READING PASSAGE:
_____
It was ten years of multiple parallel projects that was so complicated and that required a lot of problem solving. But our primary focus was rethinking rebuilding Lincoln Center for our time, and we had to make sense out of something that was built 50 years before. Ultimately, we wanted to prioritize the publicness of the public space and make that the mainstage of the new Lincoln Center.
_____
DATA SHOWN:
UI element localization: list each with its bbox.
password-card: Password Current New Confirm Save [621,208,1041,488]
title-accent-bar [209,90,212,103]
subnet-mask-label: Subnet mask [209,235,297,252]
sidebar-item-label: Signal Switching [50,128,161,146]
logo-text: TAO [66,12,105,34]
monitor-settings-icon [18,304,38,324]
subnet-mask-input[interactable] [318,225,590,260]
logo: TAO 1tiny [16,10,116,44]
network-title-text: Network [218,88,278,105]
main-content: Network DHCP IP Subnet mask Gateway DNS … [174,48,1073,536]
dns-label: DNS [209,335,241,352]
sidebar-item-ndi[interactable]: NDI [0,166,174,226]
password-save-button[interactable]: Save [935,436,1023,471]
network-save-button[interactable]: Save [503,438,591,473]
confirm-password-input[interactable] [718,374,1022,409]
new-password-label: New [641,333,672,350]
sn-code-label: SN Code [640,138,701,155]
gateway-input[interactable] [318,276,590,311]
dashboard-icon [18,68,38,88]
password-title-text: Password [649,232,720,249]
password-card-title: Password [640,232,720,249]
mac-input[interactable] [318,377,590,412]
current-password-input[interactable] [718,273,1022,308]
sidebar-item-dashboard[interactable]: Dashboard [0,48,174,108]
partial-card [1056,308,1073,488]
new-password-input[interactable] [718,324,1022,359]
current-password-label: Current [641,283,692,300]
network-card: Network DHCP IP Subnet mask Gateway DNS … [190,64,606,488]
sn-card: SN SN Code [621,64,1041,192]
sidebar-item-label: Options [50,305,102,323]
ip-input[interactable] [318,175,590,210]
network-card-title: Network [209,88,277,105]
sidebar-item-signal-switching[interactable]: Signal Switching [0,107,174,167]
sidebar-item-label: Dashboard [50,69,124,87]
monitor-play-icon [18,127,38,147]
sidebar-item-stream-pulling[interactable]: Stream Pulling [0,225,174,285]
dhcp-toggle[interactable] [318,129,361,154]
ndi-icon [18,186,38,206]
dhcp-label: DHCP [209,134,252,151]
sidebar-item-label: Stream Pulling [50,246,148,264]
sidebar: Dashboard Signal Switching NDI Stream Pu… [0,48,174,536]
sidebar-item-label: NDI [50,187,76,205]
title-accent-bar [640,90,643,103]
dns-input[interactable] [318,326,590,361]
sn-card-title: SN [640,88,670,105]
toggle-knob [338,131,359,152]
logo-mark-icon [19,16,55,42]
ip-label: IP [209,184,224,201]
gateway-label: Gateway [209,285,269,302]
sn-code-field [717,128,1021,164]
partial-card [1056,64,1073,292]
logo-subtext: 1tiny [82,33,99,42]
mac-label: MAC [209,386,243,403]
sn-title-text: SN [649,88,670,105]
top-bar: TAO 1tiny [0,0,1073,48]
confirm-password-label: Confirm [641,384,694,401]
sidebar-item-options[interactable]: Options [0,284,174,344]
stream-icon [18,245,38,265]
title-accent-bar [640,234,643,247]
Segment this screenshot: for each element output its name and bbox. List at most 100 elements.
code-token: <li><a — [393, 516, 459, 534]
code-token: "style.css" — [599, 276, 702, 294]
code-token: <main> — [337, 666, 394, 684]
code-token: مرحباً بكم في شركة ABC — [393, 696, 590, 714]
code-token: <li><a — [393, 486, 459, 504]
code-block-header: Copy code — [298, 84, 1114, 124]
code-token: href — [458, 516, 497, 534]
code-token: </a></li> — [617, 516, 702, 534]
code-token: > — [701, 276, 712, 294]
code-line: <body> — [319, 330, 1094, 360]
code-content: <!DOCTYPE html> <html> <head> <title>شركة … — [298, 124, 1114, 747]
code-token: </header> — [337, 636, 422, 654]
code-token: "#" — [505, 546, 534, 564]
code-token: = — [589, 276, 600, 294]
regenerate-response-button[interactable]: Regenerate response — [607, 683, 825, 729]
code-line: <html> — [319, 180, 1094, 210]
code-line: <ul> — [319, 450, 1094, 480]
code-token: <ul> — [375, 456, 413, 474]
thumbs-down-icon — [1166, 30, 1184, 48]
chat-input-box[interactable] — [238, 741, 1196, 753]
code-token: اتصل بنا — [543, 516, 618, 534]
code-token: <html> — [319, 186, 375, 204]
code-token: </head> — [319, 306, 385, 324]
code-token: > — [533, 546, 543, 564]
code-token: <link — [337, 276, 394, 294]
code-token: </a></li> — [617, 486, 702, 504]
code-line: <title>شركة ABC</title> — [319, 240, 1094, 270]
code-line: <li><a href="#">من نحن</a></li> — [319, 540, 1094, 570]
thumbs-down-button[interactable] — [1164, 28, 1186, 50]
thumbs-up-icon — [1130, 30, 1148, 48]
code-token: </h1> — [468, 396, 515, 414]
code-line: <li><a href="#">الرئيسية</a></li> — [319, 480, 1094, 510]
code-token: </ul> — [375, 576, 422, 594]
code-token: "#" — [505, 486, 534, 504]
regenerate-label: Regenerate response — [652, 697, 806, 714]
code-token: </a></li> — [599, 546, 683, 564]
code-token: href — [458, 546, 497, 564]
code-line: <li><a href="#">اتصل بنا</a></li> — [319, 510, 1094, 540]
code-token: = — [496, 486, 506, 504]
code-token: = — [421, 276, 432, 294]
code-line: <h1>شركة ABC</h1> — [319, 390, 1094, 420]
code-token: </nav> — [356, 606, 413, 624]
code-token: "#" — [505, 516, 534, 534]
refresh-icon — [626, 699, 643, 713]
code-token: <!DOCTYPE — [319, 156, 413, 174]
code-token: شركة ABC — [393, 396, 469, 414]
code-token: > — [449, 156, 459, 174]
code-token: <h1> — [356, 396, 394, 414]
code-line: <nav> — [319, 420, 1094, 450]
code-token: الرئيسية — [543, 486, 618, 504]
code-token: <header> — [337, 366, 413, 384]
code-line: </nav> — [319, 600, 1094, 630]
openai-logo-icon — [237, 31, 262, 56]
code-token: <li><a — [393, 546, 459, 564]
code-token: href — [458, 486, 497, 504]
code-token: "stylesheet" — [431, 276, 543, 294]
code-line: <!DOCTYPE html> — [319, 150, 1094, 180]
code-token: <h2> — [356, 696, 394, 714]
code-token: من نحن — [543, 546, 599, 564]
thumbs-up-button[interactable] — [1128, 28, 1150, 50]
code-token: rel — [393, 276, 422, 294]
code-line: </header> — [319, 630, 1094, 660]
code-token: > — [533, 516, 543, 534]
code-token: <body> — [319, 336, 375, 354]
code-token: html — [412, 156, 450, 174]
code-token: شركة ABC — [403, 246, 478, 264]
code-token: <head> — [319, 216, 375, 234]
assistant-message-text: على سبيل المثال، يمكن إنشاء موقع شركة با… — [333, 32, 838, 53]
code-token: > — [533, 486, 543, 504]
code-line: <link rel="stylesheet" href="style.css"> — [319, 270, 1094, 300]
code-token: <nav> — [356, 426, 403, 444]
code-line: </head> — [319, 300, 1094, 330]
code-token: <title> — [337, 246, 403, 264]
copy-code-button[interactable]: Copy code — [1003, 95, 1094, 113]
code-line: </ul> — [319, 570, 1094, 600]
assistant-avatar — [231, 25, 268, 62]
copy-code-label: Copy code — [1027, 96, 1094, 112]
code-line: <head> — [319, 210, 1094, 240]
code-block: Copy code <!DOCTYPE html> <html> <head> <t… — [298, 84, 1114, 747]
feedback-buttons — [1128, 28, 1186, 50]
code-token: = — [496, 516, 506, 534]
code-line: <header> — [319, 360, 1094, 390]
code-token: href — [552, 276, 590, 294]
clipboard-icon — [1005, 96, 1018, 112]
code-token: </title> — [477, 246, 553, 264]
_____
WHAT YOU WILL DO:
[1] In the Lincoln Center passage, what did the team ultimately want to make the mainstage of the new Lincoln Center?
[2] Please copy the Lincoln Center passage word for word, from "It was ten years" up to and including "new Lincoln Center.".

RESULTS OF THE EXERCISE:
[1] The publicness of the public space.

[2]
It was ten years of multiple parallel projects that was so complicated and that required a lot of problem solving. But our primary focus was rethinking rebuilding Lincoln Center for our time, and we had to make sense out of something that was built 50 years before. Ultimately, we wanted to prioritize the publicness of the public space and make that the mainstage of the new Lincoln Center.